** Set task **
Reproduce the records below exactly as given.

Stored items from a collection
-*-*-
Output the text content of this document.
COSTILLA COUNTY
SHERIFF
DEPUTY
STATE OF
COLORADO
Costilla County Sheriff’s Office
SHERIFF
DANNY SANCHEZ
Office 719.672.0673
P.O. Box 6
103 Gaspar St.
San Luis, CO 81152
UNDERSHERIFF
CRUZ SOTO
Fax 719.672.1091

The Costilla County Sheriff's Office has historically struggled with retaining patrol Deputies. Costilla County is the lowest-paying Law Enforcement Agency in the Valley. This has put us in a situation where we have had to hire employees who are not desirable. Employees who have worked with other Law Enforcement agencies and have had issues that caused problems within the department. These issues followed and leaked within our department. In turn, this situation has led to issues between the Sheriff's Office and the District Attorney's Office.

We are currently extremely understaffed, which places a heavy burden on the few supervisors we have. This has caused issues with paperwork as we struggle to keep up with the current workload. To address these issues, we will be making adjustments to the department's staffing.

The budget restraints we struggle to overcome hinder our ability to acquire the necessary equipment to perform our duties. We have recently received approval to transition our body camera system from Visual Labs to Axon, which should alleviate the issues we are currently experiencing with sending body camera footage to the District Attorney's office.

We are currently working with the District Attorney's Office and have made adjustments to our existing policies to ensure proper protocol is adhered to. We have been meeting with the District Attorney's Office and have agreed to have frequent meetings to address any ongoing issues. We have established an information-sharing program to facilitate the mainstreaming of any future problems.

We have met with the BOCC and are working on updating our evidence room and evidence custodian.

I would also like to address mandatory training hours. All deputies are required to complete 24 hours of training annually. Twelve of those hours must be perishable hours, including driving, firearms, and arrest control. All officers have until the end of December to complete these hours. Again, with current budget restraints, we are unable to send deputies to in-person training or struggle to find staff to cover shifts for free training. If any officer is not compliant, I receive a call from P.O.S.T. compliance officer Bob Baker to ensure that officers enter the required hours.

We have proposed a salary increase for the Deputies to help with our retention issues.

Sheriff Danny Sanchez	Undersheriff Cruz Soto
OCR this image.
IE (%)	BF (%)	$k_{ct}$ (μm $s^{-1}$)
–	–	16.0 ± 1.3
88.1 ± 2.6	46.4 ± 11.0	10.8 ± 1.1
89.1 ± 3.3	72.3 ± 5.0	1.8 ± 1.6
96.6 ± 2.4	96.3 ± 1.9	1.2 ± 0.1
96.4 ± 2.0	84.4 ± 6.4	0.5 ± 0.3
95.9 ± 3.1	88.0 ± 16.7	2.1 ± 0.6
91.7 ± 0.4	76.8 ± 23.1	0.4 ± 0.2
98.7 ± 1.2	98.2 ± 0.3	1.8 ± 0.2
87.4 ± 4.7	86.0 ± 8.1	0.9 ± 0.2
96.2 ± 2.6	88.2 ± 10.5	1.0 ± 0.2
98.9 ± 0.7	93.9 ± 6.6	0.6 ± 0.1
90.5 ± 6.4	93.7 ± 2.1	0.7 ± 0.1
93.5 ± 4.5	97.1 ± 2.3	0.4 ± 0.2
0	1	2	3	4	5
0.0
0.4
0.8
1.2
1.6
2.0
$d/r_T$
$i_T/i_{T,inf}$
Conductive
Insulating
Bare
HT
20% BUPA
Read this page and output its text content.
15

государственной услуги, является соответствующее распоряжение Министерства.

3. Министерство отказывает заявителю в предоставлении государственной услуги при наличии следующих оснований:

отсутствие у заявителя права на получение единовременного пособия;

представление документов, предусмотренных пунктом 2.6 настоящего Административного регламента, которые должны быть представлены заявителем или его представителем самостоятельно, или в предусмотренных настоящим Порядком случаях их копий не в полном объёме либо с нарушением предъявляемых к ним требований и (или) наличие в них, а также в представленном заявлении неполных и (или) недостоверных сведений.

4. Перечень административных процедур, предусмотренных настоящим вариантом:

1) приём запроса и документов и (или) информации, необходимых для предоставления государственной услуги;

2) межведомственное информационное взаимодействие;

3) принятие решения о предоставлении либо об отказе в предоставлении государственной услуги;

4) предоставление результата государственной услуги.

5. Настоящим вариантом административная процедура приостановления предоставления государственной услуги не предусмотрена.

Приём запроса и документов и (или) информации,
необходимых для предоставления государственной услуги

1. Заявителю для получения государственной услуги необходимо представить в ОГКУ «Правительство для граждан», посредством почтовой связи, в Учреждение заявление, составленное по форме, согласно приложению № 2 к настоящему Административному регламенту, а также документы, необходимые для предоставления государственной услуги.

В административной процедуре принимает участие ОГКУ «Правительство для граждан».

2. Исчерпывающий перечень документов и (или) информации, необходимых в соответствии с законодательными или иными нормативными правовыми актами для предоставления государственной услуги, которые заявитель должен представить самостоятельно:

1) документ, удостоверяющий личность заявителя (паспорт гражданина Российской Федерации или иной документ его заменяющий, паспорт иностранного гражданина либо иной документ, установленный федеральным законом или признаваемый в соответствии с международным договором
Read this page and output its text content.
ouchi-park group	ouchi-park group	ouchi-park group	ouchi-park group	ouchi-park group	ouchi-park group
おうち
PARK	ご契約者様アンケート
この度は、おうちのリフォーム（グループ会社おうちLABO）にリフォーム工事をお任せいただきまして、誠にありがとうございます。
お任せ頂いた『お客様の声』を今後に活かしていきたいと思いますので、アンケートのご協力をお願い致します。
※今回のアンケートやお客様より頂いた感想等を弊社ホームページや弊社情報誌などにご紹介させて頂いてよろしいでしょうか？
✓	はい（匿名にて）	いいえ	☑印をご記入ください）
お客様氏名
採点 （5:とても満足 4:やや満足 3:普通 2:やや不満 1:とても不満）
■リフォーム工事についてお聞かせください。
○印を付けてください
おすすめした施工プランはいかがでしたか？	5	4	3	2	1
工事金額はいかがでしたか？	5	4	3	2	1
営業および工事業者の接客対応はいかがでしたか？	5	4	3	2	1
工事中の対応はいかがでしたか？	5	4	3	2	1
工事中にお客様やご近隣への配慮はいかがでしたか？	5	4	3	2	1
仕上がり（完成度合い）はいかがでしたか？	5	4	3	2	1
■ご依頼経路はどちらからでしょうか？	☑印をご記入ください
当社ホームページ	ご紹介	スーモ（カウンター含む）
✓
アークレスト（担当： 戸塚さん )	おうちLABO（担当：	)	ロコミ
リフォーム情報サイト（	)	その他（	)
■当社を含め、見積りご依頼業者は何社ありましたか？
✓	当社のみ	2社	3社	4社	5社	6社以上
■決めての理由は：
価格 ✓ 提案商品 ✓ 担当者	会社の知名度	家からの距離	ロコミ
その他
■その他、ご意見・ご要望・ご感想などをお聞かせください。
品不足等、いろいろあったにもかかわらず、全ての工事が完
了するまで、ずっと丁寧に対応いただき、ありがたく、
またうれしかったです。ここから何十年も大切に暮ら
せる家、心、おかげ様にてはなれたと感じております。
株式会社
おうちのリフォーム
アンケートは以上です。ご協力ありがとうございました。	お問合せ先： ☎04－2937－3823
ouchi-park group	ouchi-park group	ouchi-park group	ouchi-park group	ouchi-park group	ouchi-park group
-*-*-
** Task answer **
Output the text content of this document.
COSTILLA COUNTY
SHERIFF
DEPUTY
STATE OF
COLORADO
Costilla County Sheriff’s Office
SHERIFF
DANNY SANCHEZ
Office 719.672.0673
P.O. Box 6
103 Gaspar St.
San Luis, CO 81152
UNDERSHERIFF
CRUZ SOTO
Fax 719.672.1091

The Costilla County Sheriff's Office has historically struggled with retaining patrol Deputies. Costilla County is the lowest-paying Law Enforcement Agency in the Valley. This has put us in a situation where we have had to hire employees who are not desirable. Employees who have worked with other Law Enforcement agencies and have had issues that caused problems within the department. These issues followed and leaked within our department. In turn, this situation has led to issues between the Sheriff's Office and the District Attorney's Office.

We are currently extremely understaffed, which places a heavy burden on the few supervisors we have. This has caused issues with paperwork as we struggle to keep up with the current workload. To address these issues, we will be making adjustments to the department's staffing.

The budget restraints we struggle to overcome hinder our ability to acquire the necessary equipment to perform our duties. We have recently received approval to transition our body camera system from Visual Labs to Axon, which should alleviate the issues we are currently experiencing with sending body camera footage to the District Attorney's office.

We are currently working with the District Attorney's Office and have made adjustments to our existing policies to ensure proper protocol is adhered to. We have been meeting with the District Attorney's Office and have agreed to have frequent meetings to address any ongoing issues. We have established an information-sharing program to facilitate the mainstreaming of any future problems.

We have met with the BOCC and are working on updating our evidence room and evidence custodian.

I would also like to address mandatory training hours. All deputies are required to complete 24 hours of training annually. Twelve of those hours must be perishable hours, including driving, firearms, and arrest control. All officers have until the end of December to complete these hours. Again, with current budget restraints, we are unable to send deputies to in-person training or struggle to find staff to cover shifts for free training. If any officer is not compliant, I receive a call from P.O.S.T. compliance officer Bob Baker to ensure that officers enter the required hours.

We have proposed a salary increase for the Deputies to help with our retention issues.

Sheriff Danny Sanchez	Undersheriff Cruz Soto
OCR this image.
IE (%)	BF (%)	$k_{ct}$ (μm $s^{-1}$)
–	–	16.0 ± 1.3
88.1 ± 2.6	46.4 ± 11.0	10.8 ± 1.1
89.1 ± 3.3	72.3 ± 5.0	1.8 ± 1.6
96.6 ± 2.4	96.3 ± 1.9	1.2 ± 0.1
96.4 ± 2.0	84.4 ± 6.4	0.5 ± 0.3
95.9 ± 3.1	88.0 ± 16.7	2.1 ± 0.6
91.7 ± 0.4	76.8 ± 23.1	0.4 ± 0.2
98.7 ± 1.2	98.2 ± 0.3	1.8 ± 0.2
87.4 ± 4.7	86.0 ± 8.1	0.9 ± 0.2
96.2 ± 2.6	88.2 ± 10.5	1.0 ± 0.2
98.9 ± 0.7	93.9 ± 6.6	0.6 ± 0.1
90.5 ± 6.4	93.7 ± 2.1	0.7 ± 0.1
93.5 ± 4.5	97.1 ± 2.3	0.4 ± 0.2
0	1	2	3	4	5
0.0
0.4
0.8
1.2
1.6
2.0
$d/r_T$
$i_T/i_{T,inf}$
Conductive
Insulating
Bare
HT
20% BUPA
Read this page and output its text content.
15

государственной услуги, является соответствующее распоряжение Министерства.

3. Министерство отказывает заявителю в предоставлении государственной услуги при наличии следующих оснований:

отсутствие у заявителя права на получение единовременного пособия;

представление документов, предусмотренных пунктом 2.6 настоящего Административного регламента, которые должны быть представлены заявителем или его представителем самостоятельно, или в предусмотренных настоящим Порядком случаях их копий не в полном объёме либо с нарушением предъявляемых к ним требований и (или) наличие в них, а также в представленном заявлении неполных и (или) недостоверных сведений.

4. Перечень административных процедур, предусмотренных настоящим вариантом:

1) приём запроса и документов и (или) информации, необходимых для предоставления государственной услуги;

2) межведомственное информационное взаимодействие;

3) принятие решения о предоставлении либо об отказе в предоставлении государственной услуги;

4) предоставление результата государственной услуги.

5. Настоящим вариантом административная процедура приостановления предоставления государственной услуги не предусмотрена.

Приём запроса и документов и (или) информации,
необходимых для предоставления государственной услуги

1. Заявителю для получения государственной услуги необходимо представить в ОГКУ «Правительство для граждан», посредством почтовой связи, в Учреждение заявление, составленное по форме, согласно приложению № 2 к настоящему Административному регламенту, а также документы, необходимые для предоставления государственной услуги.

В административной процедуре принимает участие ОГКУ «Правительство для граждан».

2. Исчерпывающий перечень документов и (или) информации, необходимых в соответствии с законодательными или иными нормативными правовыми актами для предоставления государственной услуги, которые заявитель должен представить самостоятельно:

1) документ, удостоверяющий личность заявителя (паспорт гражданина Российской Федерации или иной документ его заменяющий, паспорт иностранного гражданина либо иной документ, установленный федеральным законом или признаваемый в соответствии с международным договором
Read this page and output its text content.
ouchi-park group	ouchi-park group	ouchi-park group	ouchi-park group	ouchi-park group	ouchi-park group
おうち
PARK	ご契約者様アンケート
この度は、おうちのリフォーム（グループ会社おうちLABO）にリフォーム工事をお任せいただきまして、誠にありがとうございます。
お任せ頂いた『お客様の声』を今後に活かしていきたいと思いますので、アンケートのご協力をお願い致します。
※今回のアンケートやお客様より頂いた感想等を弊社ホームページや弊社情報誌などにご紹介させて頂いてよろしいでしょうか？
✓	はい（匿名にて）	いいえ	☑印をご記入ください）
お客様氏名
採点 （5:とても満足 4:やや満足 3:普通 2:やや不満 1:とても不満）
■リフォーム工事についてお聞かせください。
○印を付けてください
おすすめした施工プランはいかがでしたか？	5	4	3	2	1
工事金額はいかがでしたか？	5	4	3	2	1
営業および工事業者の接客対応はいかがでしたか？	5	4	3	2	1
工事中の対応はいかがでしたか？	5	4	3	2	1
工事中にお客様やご近隣への配慮はいかがでしたか？	5	4	3	2	1
仕上がり（完成度合い）はいかがでしたか？	5	4	3	2	1
■ご依頼経路はどちらからでしょうか？	☑印をご記入ください
当社ホームページ	ご紹介	スーモ（カウンター含む）
✓
アークレスト（担当： 戸塚さん )	おうちLABO（担当：	)	ロコミ
リフォーム情報サイト（	)	その他（	)
■当社を含め、見積りご依頼業者は何社ありましたか？
✓	当社のみ	2社	3社	4社	5社	6社以上
■決めての理由は：
価格 ✓ 提案商品 ✓ 担当者	会社の知名度	家からの距離	ロコミ
その他
■その他、ご意見・ご要望・ご感想などをお聞かせください。
品不足等、いろいろあったにもかかわらず、全ての工事が完
了するまで、ずっと丁寧に対応いただき、ありがたく、
またうれしかったです。ここから何十年も大切に暮ら
せる家、心、おかげ様にてはなれたと感じております。
株式会社
おうちのリフォーム
アンケートは以上です。ご協力ありがとうございました。	お問合せ先： ☎04－2937－3823
ouchi-park group	ouchi-park group	ouchi-park group	ouchi-park group	ouchi-park group	ouchi-park group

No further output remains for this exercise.